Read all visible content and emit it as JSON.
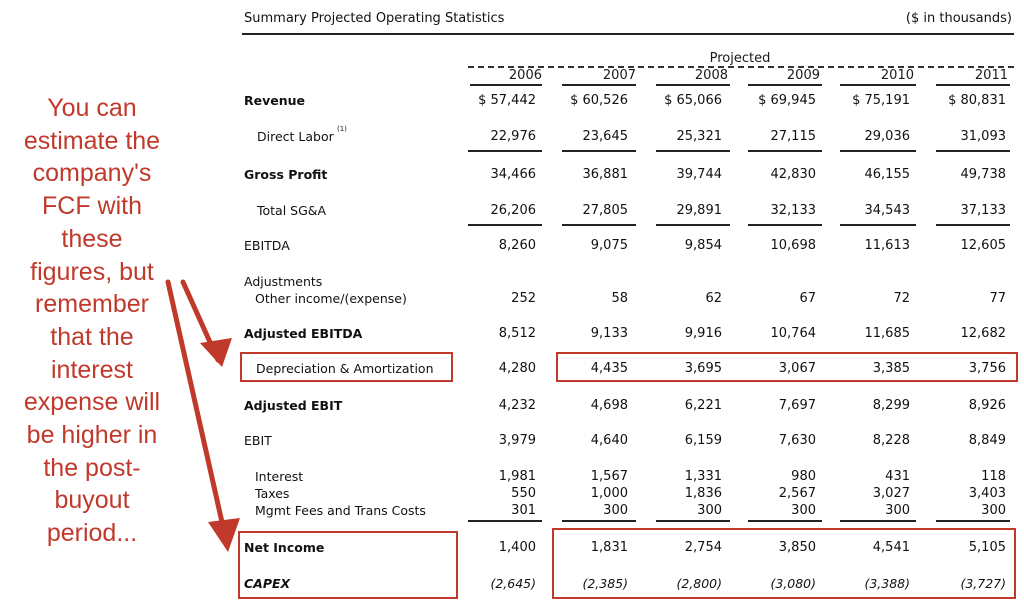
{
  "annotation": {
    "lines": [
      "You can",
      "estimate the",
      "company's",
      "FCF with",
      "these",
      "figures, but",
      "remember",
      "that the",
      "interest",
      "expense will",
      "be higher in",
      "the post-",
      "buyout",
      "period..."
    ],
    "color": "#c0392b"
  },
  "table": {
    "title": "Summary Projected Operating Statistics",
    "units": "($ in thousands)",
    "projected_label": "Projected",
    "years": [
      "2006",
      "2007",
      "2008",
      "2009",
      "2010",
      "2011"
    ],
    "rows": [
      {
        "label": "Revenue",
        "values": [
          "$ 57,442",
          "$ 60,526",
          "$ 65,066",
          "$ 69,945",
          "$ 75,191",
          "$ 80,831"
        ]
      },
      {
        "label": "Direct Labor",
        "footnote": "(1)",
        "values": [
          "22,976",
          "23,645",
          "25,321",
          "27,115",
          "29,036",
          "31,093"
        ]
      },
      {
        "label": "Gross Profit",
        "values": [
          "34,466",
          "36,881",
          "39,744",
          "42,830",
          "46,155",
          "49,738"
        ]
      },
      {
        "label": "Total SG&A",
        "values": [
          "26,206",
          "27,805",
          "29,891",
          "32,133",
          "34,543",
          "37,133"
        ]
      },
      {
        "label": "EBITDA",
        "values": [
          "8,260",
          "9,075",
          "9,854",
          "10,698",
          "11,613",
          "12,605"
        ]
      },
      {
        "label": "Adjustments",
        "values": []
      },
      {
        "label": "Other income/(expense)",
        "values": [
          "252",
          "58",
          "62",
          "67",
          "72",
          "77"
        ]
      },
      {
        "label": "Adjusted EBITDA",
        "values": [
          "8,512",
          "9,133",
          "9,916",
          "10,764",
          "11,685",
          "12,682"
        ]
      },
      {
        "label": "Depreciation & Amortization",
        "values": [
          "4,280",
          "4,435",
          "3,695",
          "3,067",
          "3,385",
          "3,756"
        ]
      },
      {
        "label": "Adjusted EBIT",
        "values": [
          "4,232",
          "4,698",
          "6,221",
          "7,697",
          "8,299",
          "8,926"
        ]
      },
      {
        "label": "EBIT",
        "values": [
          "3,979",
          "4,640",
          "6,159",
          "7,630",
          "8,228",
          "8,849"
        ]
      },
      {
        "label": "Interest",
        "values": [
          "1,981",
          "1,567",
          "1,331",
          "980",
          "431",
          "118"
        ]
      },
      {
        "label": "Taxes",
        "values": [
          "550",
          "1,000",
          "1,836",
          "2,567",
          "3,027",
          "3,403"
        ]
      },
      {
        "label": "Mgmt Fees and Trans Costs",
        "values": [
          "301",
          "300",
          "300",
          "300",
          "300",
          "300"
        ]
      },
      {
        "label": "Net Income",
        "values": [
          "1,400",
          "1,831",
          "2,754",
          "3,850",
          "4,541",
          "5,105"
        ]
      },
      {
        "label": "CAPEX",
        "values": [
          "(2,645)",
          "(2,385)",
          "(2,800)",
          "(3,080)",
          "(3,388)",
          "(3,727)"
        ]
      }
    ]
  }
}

┄┄┄┄┄┄┄┄┄┄┄┄┄┄┄┄┄┄┄┄

■ **GIVEN PROBLEM**:
Check each line of these records for the string "Adjusted" and state only how many lines have it.

■ **CORRECT RESULT**:
2